• Supplied data:
######

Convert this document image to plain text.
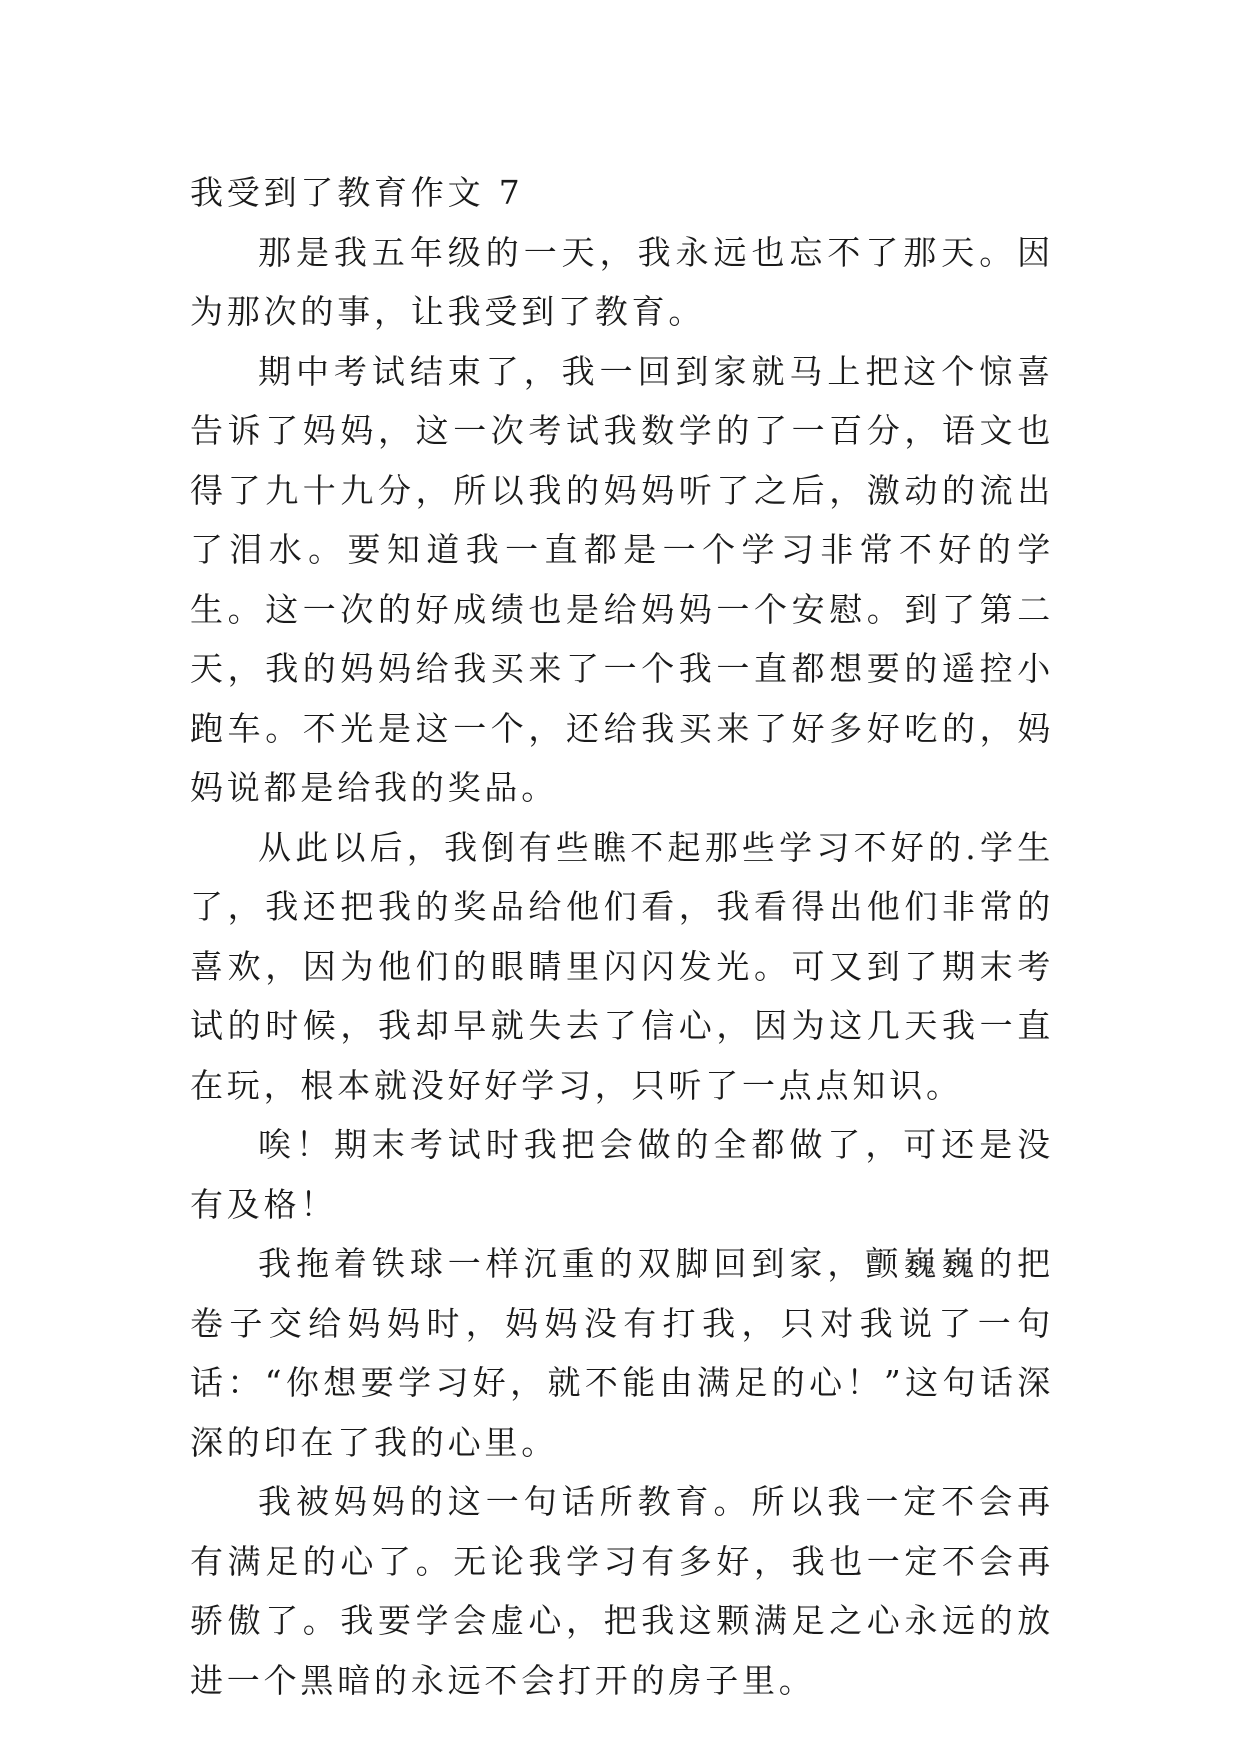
我受到了教育作文 7

那是我五年级的一天，我永远也忘不了那天。因为那次的事，让我受到了教育。

期中考试结束了，我一回到家就马上把这个惊喜告诉了妈妈，这一次考试我数学的了一百分，语文也得了九十九分，所以我的妈妈听了之后，激动的流出了泪水。要知道我一直都是一个学习非常不好的学生。这一次的好成绩也是给妈妈一个安慰。到了第二天，我的妈妈给我买来了一个我一直都想要的遥控小跑车。不光是这一个，还给我买来了好多好吃的，妈妈说都是给我的奖品。

从此以后，我倒有些瞧不起那些学习不好的.学生了，我还把我的奖品给他们看，我看得出他们非常的喜欢，因为他们的眼睛里闪闪发光。可又到了期末考试的时候，我却早就失去了信心，因为这几天我一直在玩，根本就没好好学习，只听了一点点知识。

唉！期末考试时我把会做的全都做了，可还是没有及格！

我拖着铁球一样沉重的双脚回到家，颤巍巍的把卷子交给妈妈时，妈妈没有打我，只对我说了一句话：“你想要学习好，就不能由满足的心！”这句话深深的印在了我的心里。

我被妈妈的这一句话所教育。所以我一定不会再有满足的心了。无论我学习有多好，我也一定不会再骄傲了。我要学会虚心，把我这颗满足之心永远的放进一个黑暗的永远不会打开的房子里。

######

• Exercise description: Pictures in the records above should not be copied. Repeat everything else exactly.

• Complete response:
Convert this document image to plain text.
我受到了教育作文 7

那是我五年级的一天，我永远也忘不了那天。因为那次的事，让我受到了教育。

期中考试结束了，我一回到家就马上把这个惊喜告诉了妈妈，这一次考试我数学的了一百分，语文也得了九十九分，所以我的妈妈听了之后，激动的流出了泪水。要知道我一直都是一个学习非常不好的学生。这一次的好成绩也是给妈妈一个安慰。到了第二天，我的妈妈给我买来了一个我一直都想要的遥控小跑车。不光是这一个，还给我买来了好多好吃的，妈妈说都是给我的奖品。

从此以后，我倒有些瞧不起那些学习不好的.学生了，我还把我的奖品给他们看，我看得出他们非常的喜欢，因为他们的眼睛里闪闪发光。可又到了期末考试的时候，我却早就失去了信心，因为这几天我一直在玩，根本就没好好学习，只听了一点点知识。

唉！期末考试时我把会做的全都做了，可还是没有及格！

我拖着铁球一样沉重的双脚回到家，颤巍巍的把卷子交给妈妈时，妈妈没有打我，只对我说了一句话：“你想要学习好，就不能由满足的心！”这句话深深的印在了我的心里。

我被妈妈的这一句话所教育。所以我一定不会再有满足的心了。无论我学习有多好，我也一定不会再骄傲了。我要学会虚心，把我这颗满足之心永远的放进一个黑暗的永远不会打开的房子里。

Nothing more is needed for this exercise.